Challenge:
Take the records underneath and set them down exactly.

Saved entries:

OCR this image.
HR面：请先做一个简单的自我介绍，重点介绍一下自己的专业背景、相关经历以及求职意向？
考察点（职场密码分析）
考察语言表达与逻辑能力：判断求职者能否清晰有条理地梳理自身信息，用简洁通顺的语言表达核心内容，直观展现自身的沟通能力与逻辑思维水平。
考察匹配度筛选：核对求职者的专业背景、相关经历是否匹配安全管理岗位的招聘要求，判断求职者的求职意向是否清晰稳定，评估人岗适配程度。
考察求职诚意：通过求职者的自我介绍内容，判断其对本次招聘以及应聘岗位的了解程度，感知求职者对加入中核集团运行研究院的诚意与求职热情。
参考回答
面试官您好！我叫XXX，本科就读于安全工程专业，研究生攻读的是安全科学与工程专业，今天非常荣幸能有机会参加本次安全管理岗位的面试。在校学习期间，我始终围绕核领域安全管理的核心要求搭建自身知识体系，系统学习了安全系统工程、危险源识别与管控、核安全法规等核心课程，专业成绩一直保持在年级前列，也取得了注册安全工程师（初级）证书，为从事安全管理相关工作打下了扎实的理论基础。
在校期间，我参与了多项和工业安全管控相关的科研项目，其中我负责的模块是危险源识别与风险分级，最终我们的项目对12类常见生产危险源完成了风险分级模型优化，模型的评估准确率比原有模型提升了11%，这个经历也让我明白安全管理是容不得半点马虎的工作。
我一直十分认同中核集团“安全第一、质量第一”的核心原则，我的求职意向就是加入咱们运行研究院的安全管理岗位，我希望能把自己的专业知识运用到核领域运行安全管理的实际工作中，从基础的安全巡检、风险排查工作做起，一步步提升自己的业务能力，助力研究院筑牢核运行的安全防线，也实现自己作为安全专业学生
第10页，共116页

Final result:
OCR this image.
HR面：请先做一个简单的自我介绍，重点介绍一下自己的专业背景、相关经历以及求职意向？
考察点（职场密码分析）
考察语言表达与逻辑能力：判断求职者能否清晰有条理地梳理自身信息，用简洁通顺的语言表达核心内容，直观展现自身的沟通能力与逻辑思维水平。
考察匹配度筛选：核对求职者的专业背景、相关经历是否匹配安全管理岗位的招聘要求，判断求职者的求职意向是否清晰稳定，评估人岗适配程度。
考察求职诚意：通过求职者的自我介绍内容，判断其对本次招聘以及应聘岗位的了解程度，感知求职者对加入中核集团运行研究院的诚意与求职热情。
参考回答
面试官您好！我叫XXX，本科就读于安全工程专业，研究生攻读的是安全科学与工程专业，今天非常荣幸能有机会参加本次安全管理岗位的面试。在校学习期间，我始终围绕核领域安全管理的核心要求搭建自身知识体系，系统学习了安全系统工程、危险源识别与管控、核安全法规等核心课程，专业成绩一直保持在年级前列，也取得了注册安全工程师（初级）证书，为从事安全管理相关工作打下了扎实的理论基础。
在校期间，我参与了多项和工业安全管控相关的科研项目，其中我负责的模块是危险源识别与风险分级，最终我们的项目对12类常见生产危险源完成了风险分级模型优化，模型的评估准确率比原有模型提升了11%，这个经历也让我明白安全管理是容不得半点马虎的工作。
我一直十分认同中核集团“安全第一、质量第一”的核心原则，我的求职意向就是加入咱们运行研究院的安全管理岗位，我希望能把自己的专业知识运用到核领域运行安全管理的实际工作中，从基础的安全巡检、风险排查工作做起，一步步提升自己的业务能力，助力研究院筑牢核运行的安全防线，也实现自己作为安全专业学生
第10页，共116页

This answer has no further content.